→ TASK TO CARRY OUT
Copy out all the records, word for word.

→ PROVIDED INFORMATION
┌──
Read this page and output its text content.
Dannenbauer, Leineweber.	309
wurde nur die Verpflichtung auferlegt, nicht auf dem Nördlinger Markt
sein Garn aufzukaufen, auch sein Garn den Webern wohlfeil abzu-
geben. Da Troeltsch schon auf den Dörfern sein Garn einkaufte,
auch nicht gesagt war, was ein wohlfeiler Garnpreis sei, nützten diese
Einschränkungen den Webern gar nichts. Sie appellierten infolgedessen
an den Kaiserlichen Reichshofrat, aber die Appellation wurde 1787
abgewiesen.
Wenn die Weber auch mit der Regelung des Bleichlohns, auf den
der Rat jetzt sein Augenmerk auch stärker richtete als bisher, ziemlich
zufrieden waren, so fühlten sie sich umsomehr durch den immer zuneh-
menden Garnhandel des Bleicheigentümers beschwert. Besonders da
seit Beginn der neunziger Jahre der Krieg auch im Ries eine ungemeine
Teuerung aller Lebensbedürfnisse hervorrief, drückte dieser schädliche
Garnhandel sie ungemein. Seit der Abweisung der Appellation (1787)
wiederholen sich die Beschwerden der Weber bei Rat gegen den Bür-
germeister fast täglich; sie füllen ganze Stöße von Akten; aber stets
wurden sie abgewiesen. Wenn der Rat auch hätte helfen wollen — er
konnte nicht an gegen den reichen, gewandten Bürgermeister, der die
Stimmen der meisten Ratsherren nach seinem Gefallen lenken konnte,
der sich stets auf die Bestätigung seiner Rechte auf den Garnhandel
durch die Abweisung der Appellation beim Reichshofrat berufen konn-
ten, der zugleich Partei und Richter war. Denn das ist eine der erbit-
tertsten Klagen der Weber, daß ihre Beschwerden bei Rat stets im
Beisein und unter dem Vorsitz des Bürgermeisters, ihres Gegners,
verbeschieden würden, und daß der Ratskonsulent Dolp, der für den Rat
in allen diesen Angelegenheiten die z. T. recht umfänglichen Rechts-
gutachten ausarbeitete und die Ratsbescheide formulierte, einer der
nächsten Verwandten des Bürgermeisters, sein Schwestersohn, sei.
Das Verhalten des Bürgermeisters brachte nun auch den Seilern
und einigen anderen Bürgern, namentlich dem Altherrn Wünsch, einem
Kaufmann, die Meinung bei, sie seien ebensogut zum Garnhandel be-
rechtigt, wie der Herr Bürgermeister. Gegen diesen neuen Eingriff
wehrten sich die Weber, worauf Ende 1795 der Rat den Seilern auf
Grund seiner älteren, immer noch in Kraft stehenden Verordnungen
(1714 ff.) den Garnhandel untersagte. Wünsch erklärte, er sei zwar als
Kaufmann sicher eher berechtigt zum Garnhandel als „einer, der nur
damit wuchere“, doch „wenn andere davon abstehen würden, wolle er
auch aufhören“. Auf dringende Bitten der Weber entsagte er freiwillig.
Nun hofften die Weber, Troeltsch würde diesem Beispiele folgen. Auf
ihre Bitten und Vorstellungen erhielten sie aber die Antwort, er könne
└──
→ OUTPUT
Read this page and output its text content.
Dannenbauer, Leineweber.	309
wurde nur die Verpflichtung auferlegt, nicht auf dem Nördlinger Markt
sein Garn aufzukaufen, auch sein Garn den Webern wohlfeil abzu-
geben. Da Troeltsch schon auf den Dörfern sein Garn einkaufte,
auch nicht gesagt war, was ein wohlfeiler Garnpreis sei, nützten diese
Einschränkungen den Webern gar nichts. Sie appellierten infolgedessen
an den Kaiserlichen Reichshofrat, aber die Appellation wurde 1787
abgewiesen.
Wenn die Weber auch mit der Regelung des Bleichlohns, auf den
der Rat jetzt sein Augenmerk auch stärker richtete als bisher, ziemlich
zufrieden waren, so fühlten sie sich umsomehr durch den immer zuneh-
menden Garnhandel des Bleicheigentümers beschwert. Besonders da
seit Beginn der neunziger Jahre der Krieg auch im Ries eine ungemeine
Teuerung aller Lebensbedürfnisse hervorrief, drückte dieser schädliche
Garnhandel sie ungemein. Seit der Abweisung der Appellation (1787)
wiederholen sich die Beschwerden der Weber bei Rat gegen den Bür-
germeister fast täglich; sie füllen ganze Stöße von Akten; aber stets
wurden sie abgewiesen. Wenn der Rat auch hätte helfen wollen — er
konnte nicht an gegen den reichen, gewandten Bürgermeister, der die
Stimmen der meisten Ratsherren nach seinem Gefallen lenken konnte,
der sich stets auf die Bestätigung seiner Rechte auf den Garnhandel
durch die Abweisung der Appellation beim Reichshofrat berufen konn-
ten, der zugleich Partei und Richter war. Denn das ist eine der erbit-
tertsten Klagen der Weber, daß ihre Beschwerden bei Rat stets im
Beisein und unter dem Vorsitz des Bürgermeisters, ihres Gegners,
verbeschieden würden, und daß der Ratskonsulent Dolp, der für den Rat
in allen diesen Angelegenheiten die z. T. recht umfänglichen Rechts-
gutachten ausarbeitete und die Ratsbescheide formulierte, einer der
nächsten Verwandten des Bürgermeisters, sein Schwestersohn, sei.
Das Verhalten des Bürgermeisters brachte nun auch den Seilern
und einigen anderen Bürgern, namentlich dem Altherrn Wünsch, einem
Kaufmann, die Meinung bei, sie seien ebensogut zum Garnhandel be-
rechtigt, wie der Herr Bürgermeister. Gegen diesen neuen Eingriff
wehrten sich die Weber, worauf Ende 1795 der Rat den Seilern auf
Grund seiner älteren, immer noch in Kraft stehenden Verordnungen
(1714 ff.) den Garnhandel untersagte. Wünsch erklärte, er sei zwar als
Kaufmann sicher eher berechtigt zum Garnhandel als „einer, der nur
damit wuchere“, doch „wenn andere davon abstehen würden, wolle er
auch aufhören“. Auf dringende Bitten der Weber entsagte er freiwillig.
Nun hofften die Weber, Troeltsch würde diesem Beispiele folgen. Auf
ihre Bitten und Vorstellungen erhielten sie aber die Antwort, er könne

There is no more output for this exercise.